[Raw records]

-- begin --

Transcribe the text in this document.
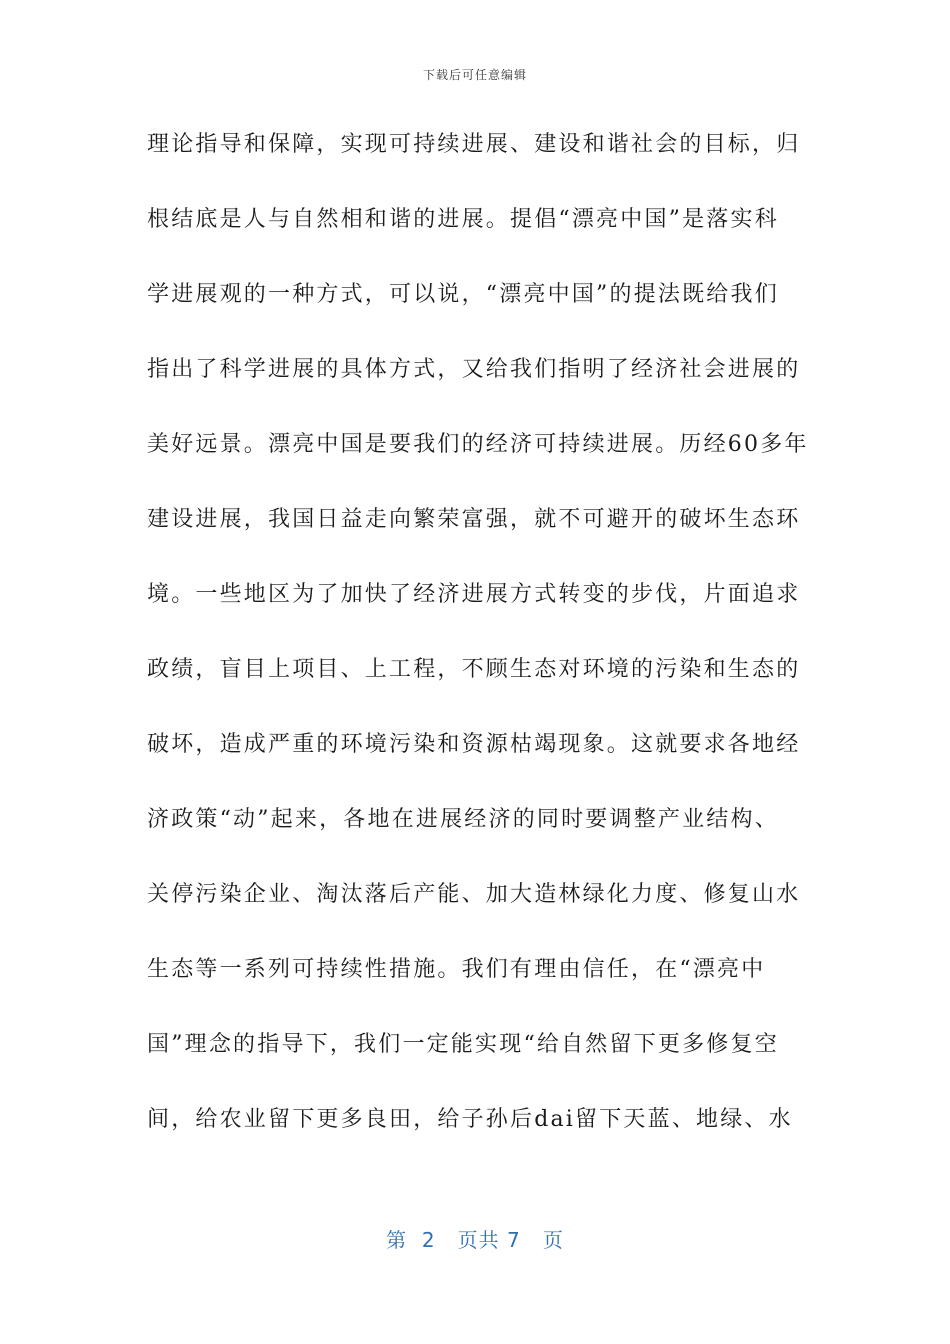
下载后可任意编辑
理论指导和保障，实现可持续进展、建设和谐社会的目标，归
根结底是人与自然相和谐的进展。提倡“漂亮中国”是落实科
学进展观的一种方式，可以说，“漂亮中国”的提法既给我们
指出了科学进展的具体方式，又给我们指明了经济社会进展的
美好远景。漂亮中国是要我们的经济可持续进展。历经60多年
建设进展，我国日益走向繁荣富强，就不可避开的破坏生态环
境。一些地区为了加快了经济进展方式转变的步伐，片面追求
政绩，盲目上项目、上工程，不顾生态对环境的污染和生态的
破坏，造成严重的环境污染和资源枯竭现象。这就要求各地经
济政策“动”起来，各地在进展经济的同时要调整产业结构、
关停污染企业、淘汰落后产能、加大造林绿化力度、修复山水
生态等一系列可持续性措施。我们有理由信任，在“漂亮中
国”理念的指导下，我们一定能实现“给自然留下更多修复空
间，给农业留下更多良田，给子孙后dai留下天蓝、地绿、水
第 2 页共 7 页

-- end --
-- begin --

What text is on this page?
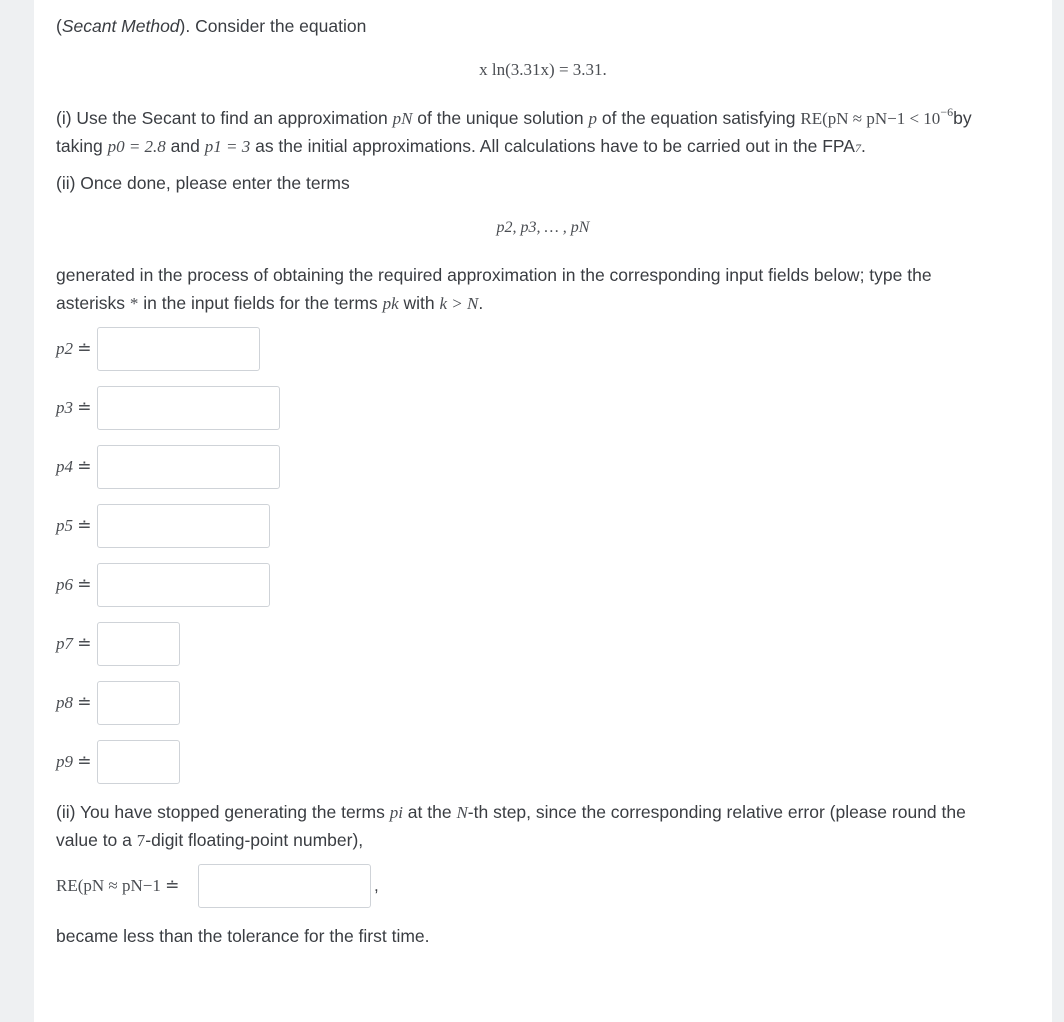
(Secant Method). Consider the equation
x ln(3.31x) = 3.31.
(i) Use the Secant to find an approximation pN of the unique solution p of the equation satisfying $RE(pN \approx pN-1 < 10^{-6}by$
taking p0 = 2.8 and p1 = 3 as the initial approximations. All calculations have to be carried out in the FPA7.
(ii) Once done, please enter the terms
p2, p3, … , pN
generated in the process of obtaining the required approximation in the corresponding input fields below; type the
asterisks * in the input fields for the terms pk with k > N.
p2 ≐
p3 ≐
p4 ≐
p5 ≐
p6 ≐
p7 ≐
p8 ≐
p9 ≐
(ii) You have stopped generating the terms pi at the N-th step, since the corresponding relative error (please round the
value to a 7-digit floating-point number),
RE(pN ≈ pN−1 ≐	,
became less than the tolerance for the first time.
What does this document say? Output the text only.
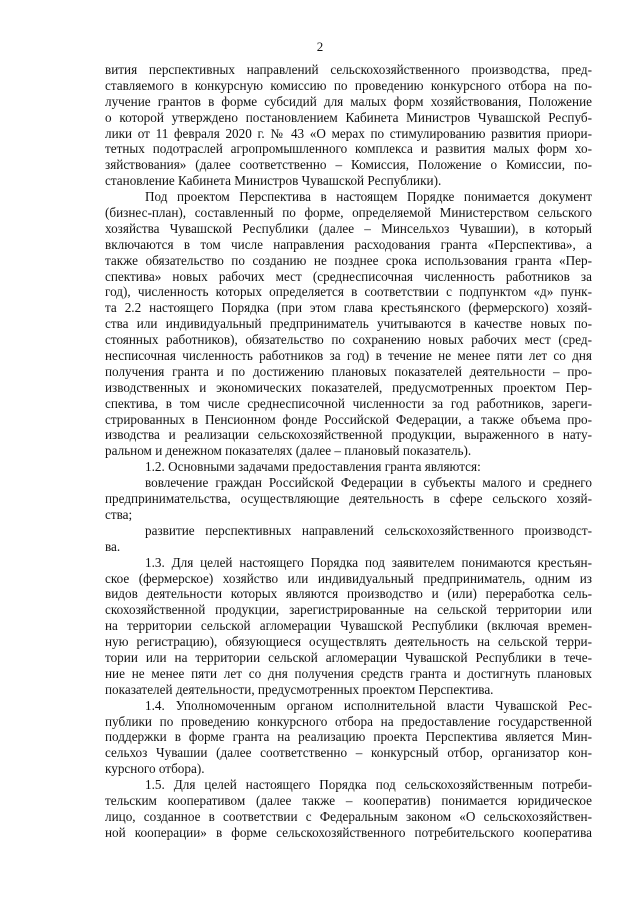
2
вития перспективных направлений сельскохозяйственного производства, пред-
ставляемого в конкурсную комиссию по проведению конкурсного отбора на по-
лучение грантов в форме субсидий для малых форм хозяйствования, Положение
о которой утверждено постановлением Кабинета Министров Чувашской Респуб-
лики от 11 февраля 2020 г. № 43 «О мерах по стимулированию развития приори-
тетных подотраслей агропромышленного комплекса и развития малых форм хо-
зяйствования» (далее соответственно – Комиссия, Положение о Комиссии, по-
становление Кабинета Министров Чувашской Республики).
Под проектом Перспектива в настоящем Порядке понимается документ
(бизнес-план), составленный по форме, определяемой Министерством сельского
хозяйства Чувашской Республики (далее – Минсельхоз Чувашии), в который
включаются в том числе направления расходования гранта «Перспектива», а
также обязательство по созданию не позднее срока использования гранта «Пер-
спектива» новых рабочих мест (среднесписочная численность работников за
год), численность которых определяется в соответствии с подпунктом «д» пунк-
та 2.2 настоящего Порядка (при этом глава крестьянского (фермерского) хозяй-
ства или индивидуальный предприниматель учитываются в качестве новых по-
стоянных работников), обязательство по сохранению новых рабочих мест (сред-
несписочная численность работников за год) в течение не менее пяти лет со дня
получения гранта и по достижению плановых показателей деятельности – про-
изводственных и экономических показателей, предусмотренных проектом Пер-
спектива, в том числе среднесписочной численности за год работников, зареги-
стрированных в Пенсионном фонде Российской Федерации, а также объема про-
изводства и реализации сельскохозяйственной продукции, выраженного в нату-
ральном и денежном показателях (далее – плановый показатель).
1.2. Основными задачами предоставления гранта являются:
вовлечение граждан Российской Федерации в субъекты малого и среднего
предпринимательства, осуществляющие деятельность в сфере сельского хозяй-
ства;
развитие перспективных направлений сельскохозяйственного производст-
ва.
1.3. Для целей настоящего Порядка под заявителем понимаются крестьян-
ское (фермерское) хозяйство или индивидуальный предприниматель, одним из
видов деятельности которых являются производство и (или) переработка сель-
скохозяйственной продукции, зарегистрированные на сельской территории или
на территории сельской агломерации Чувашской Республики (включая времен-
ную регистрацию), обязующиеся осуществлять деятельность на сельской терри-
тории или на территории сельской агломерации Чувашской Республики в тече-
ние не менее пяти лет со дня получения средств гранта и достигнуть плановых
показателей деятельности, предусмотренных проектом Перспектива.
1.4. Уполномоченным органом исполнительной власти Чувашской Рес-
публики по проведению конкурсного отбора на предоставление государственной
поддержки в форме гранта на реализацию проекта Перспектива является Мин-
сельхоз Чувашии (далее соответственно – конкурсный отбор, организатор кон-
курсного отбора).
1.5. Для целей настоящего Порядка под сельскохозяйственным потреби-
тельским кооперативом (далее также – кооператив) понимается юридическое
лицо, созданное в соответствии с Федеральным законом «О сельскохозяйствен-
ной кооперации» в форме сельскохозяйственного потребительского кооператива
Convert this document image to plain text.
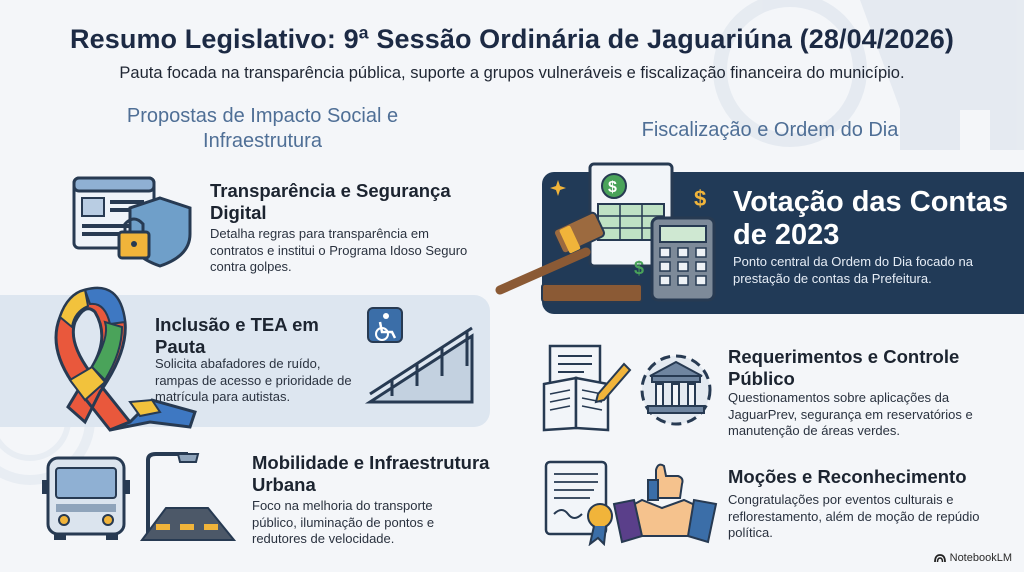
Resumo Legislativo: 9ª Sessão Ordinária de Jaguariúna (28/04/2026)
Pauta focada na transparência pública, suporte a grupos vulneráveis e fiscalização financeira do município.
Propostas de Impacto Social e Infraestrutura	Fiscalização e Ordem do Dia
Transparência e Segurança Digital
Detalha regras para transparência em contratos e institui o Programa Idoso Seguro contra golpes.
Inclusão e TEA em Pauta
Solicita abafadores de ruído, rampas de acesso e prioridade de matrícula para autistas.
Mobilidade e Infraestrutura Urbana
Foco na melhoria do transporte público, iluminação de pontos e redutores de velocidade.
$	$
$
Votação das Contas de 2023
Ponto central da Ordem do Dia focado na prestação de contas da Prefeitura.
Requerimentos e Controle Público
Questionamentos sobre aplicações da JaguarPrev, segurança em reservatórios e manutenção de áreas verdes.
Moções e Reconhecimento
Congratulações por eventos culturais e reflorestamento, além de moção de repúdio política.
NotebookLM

-- end --
-- begin --

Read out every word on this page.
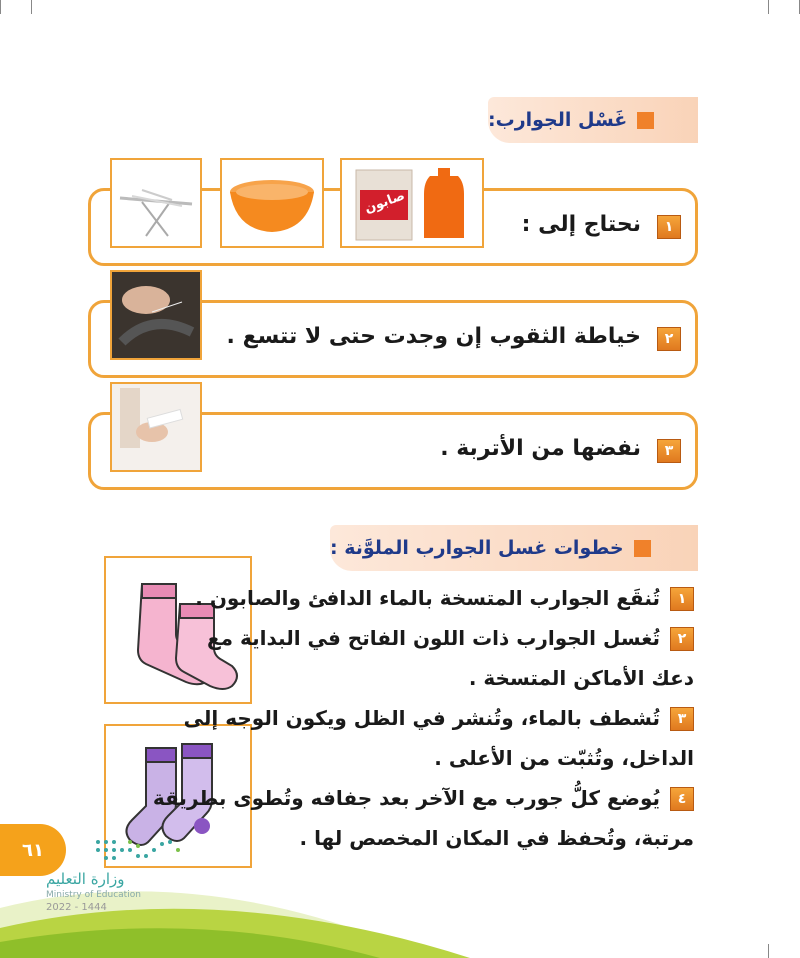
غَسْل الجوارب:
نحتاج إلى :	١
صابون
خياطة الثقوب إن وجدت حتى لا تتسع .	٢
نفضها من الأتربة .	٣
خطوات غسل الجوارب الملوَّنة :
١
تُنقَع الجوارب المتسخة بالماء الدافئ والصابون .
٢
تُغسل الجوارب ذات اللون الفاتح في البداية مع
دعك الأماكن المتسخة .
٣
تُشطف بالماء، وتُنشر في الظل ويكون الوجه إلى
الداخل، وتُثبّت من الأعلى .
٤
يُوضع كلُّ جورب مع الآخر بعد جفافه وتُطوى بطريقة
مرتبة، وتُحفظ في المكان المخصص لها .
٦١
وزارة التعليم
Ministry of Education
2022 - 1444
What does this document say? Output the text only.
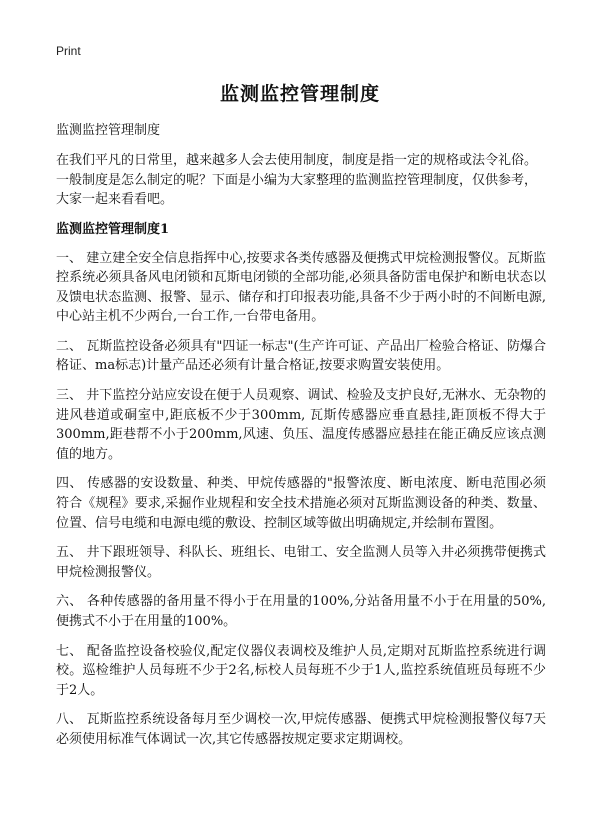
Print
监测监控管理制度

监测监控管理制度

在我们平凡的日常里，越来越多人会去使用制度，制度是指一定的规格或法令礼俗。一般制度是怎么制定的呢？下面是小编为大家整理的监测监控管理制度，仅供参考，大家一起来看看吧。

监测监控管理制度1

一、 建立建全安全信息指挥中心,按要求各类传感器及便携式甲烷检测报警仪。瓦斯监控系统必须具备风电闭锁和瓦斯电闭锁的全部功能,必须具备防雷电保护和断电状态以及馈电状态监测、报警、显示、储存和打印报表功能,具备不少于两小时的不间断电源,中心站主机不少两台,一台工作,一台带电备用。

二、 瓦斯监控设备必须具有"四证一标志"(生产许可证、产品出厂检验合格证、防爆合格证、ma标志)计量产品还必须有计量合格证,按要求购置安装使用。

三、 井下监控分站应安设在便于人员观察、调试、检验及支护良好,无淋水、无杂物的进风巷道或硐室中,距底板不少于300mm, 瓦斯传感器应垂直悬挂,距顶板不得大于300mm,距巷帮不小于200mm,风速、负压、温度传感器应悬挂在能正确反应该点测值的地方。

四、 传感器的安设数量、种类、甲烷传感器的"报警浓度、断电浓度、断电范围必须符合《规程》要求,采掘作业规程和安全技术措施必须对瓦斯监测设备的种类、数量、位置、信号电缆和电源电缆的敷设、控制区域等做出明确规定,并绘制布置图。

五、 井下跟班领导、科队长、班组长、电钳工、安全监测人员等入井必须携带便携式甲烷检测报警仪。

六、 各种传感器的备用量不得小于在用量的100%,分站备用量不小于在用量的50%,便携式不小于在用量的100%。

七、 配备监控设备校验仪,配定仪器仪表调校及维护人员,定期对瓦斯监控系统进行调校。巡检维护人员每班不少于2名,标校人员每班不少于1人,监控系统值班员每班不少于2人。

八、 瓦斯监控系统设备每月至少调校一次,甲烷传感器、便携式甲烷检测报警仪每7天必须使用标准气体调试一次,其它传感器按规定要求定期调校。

-- end --

Task to carry out :: Show every line in the entries where the string "соответствии" occurs.

Written solution ::
год), численность которых определяется в соответствии с подпунктом «д» пунк-
лицо, созданное в соответствии с Федеральным законом «О сельскохозяйствен-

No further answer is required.